→ **WORK TO BE COMPLETED**:
Copy verbatim the item lines from the one containing "nitrogen-atom xyxy=(512,15,524,27)" through the one containing "legend-label-g06: G06 xyxy=(466,417,508,442)", including both.
>> begin
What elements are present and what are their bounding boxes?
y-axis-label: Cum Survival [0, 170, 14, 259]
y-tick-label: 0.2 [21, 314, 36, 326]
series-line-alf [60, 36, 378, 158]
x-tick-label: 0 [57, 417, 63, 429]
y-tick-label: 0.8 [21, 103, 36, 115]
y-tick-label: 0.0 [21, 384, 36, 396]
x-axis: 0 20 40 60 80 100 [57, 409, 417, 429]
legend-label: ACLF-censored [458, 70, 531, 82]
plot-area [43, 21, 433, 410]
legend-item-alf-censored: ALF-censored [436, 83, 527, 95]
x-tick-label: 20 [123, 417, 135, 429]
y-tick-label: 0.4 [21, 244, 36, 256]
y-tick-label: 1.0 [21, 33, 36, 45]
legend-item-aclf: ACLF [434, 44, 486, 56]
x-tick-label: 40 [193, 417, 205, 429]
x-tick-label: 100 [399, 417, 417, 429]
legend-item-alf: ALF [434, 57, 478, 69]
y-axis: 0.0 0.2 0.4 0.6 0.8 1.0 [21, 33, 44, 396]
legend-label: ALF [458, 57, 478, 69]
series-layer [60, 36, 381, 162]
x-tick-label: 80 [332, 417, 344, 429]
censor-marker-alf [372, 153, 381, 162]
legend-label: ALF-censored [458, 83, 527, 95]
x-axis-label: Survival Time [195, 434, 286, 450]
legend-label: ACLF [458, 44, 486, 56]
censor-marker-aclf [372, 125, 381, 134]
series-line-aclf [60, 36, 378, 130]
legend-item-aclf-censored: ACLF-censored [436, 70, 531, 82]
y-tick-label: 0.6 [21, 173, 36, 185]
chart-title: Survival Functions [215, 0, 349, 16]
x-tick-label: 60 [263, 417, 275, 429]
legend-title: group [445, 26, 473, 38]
>> end
>> begin
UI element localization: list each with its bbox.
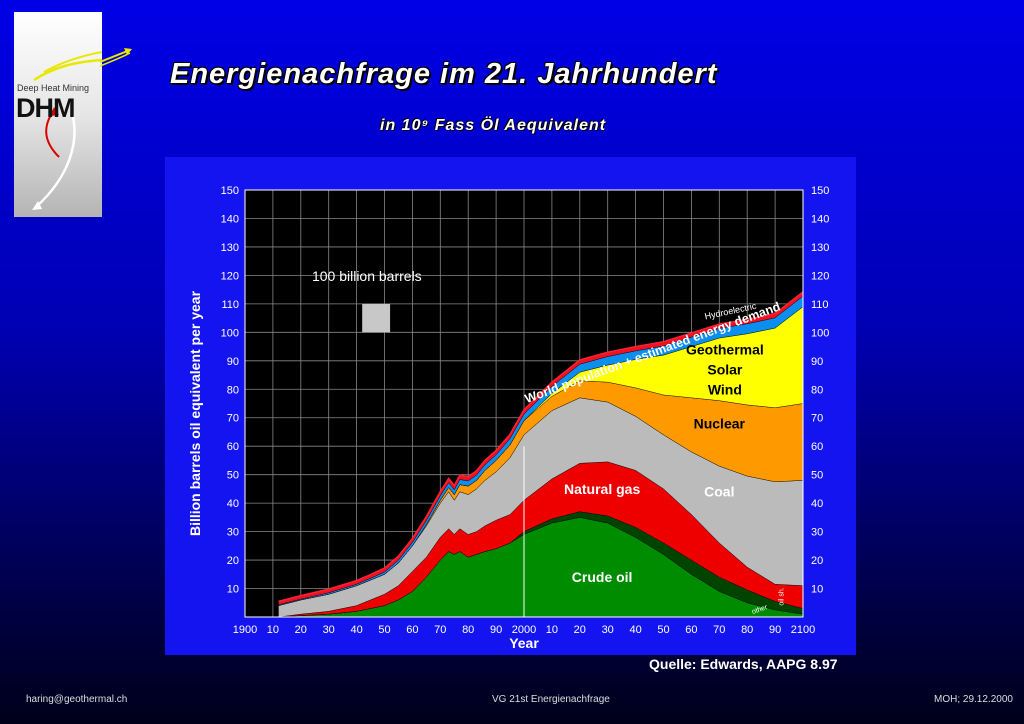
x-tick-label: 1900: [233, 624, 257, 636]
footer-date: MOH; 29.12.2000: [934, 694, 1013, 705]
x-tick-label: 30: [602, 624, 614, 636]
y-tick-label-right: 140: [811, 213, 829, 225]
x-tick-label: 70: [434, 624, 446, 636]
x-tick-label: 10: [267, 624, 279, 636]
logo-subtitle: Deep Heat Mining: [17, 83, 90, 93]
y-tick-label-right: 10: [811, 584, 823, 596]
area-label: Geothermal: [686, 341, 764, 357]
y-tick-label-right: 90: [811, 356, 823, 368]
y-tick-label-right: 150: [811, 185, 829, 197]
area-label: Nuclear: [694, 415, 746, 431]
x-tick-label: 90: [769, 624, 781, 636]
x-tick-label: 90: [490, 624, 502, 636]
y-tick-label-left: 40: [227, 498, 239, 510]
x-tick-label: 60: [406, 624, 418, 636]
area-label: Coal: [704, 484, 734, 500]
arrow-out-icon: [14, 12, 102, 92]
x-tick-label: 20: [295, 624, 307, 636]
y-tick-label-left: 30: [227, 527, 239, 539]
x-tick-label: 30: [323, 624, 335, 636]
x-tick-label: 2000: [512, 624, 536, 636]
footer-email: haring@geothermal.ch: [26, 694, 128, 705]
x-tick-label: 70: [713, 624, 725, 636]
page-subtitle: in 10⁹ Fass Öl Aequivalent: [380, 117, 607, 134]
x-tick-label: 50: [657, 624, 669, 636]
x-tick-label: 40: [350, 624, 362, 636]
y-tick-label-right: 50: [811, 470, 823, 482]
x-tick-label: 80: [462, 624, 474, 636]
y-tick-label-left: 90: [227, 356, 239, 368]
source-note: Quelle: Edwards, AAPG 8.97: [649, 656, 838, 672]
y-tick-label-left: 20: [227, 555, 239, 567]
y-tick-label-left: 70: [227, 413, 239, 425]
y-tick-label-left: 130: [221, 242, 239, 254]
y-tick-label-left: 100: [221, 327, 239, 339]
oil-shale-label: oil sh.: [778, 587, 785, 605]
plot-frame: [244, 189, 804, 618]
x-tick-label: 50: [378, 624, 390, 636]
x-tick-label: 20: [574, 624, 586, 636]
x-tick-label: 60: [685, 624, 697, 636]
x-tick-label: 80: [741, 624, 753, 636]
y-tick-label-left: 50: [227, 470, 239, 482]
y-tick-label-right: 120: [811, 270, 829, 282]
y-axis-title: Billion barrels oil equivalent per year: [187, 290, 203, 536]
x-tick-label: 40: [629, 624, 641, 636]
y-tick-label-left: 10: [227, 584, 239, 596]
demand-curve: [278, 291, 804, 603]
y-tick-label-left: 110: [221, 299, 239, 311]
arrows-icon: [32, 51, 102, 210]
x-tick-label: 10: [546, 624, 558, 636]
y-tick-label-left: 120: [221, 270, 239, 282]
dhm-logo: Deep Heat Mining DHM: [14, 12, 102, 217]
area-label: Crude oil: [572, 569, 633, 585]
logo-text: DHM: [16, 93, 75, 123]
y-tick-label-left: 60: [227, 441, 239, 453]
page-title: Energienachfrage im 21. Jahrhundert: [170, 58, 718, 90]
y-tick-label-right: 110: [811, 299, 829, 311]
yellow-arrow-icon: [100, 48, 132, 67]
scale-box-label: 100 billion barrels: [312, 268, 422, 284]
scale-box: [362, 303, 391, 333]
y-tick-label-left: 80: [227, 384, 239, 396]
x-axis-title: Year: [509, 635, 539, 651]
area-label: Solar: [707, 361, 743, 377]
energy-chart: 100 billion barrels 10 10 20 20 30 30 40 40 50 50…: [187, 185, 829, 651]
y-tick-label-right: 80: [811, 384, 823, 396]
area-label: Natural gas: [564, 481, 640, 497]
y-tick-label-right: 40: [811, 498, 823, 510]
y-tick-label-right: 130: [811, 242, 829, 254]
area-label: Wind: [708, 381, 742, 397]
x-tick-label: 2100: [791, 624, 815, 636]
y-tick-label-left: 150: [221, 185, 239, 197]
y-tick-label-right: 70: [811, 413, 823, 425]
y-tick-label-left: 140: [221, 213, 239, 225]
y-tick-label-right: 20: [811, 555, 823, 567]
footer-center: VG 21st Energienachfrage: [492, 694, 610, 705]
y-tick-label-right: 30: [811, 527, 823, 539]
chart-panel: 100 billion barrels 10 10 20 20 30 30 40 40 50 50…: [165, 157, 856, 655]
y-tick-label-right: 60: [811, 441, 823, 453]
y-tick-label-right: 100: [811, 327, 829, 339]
>> end
>> begin
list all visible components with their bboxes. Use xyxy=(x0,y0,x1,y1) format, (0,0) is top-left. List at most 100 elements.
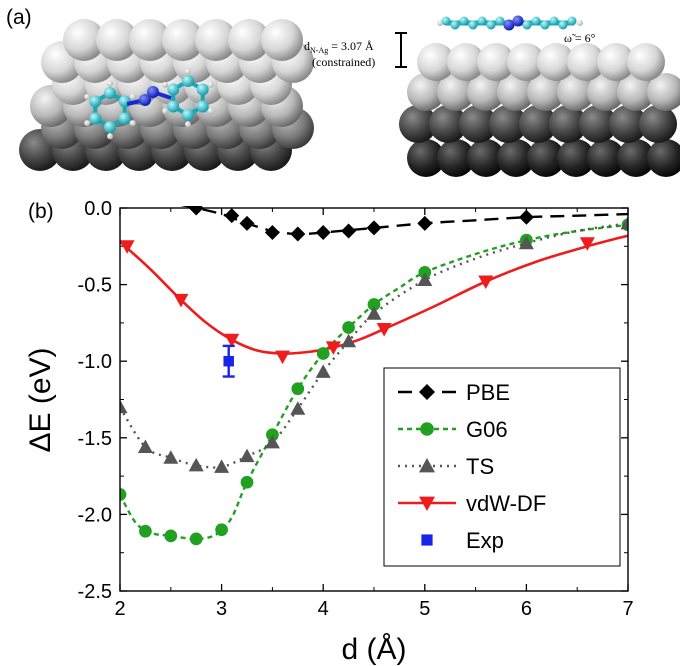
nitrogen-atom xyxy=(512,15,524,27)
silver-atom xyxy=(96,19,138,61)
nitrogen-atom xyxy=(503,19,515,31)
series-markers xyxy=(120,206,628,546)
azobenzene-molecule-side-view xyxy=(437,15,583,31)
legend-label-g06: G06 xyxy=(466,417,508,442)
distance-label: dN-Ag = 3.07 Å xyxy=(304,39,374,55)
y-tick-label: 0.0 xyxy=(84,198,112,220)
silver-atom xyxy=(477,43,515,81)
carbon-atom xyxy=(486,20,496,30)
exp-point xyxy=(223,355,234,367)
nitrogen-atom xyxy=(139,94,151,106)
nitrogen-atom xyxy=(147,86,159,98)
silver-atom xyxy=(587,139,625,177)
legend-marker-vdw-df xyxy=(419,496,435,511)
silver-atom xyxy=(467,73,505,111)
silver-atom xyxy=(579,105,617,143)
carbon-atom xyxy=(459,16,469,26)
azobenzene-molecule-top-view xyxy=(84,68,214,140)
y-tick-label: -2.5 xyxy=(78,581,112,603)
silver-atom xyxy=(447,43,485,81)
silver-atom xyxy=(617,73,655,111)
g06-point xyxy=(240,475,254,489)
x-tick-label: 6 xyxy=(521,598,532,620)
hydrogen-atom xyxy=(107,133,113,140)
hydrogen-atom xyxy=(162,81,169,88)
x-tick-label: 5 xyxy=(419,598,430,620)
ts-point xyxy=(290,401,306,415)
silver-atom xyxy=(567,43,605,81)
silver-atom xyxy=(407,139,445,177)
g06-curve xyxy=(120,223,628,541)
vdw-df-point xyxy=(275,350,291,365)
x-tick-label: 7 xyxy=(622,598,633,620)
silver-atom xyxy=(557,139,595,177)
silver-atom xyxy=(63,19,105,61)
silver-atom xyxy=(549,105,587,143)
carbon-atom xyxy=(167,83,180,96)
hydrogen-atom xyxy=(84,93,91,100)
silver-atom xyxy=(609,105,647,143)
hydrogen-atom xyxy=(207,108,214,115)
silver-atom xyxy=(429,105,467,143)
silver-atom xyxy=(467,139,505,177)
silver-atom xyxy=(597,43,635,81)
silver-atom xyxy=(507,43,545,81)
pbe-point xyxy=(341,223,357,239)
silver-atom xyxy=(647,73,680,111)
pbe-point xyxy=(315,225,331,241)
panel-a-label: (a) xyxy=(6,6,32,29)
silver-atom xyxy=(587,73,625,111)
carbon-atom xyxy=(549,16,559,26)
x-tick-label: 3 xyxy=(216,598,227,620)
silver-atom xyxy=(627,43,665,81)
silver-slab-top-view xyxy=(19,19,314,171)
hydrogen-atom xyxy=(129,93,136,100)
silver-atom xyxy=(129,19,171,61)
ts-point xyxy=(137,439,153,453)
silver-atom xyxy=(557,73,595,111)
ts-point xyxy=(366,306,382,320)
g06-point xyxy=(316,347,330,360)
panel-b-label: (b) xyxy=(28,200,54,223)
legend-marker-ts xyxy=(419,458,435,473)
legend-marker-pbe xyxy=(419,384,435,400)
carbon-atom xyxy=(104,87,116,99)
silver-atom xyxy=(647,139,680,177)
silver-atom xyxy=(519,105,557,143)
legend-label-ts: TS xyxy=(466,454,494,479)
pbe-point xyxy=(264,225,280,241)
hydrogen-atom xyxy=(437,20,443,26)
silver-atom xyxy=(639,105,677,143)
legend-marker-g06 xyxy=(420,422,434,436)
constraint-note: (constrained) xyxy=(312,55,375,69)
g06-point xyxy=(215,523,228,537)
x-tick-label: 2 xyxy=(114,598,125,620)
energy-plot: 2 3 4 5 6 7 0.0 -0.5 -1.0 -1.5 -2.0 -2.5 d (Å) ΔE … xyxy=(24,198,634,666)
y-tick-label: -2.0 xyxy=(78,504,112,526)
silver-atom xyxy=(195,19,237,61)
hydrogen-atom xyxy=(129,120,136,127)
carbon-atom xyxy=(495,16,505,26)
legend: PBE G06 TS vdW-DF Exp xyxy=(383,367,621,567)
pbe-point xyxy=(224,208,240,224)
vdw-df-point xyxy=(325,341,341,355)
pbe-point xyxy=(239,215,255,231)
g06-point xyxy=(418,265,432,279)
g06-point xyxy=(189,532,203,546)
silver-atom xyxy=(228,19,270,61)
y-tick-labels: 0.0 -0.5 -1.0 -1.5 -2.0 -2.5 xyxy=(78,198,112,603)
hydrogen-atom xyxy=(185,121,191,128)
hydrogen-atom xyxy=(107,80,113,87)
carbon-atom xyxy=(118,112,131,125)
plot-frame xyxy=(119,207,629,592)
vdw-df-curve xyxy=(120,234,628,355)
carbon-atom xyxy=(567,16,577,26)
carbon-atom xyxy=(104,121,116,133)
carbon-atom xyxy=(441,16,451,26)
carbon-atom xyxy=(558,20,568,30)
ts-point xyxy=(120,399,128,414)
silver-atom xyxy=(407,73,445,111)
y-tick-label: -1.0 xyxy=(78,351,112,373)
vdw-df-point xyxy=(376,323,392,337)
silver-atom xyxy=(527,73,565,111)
>> end
→ **EXPECTED OUTPUT**:
nitrogen-atom xyxy=(512,15,524,27)
silver-atom xyxy=(96,19,138,61)
nitrogen-atom xyxy=(503,19,515,31)
series-markers xyxy=(120,206,628,546)
azobenzene-molecule-side-view xyxy=(437,15,583,31)
legend-label-g06: G06 xyxy=(466,417,508,442)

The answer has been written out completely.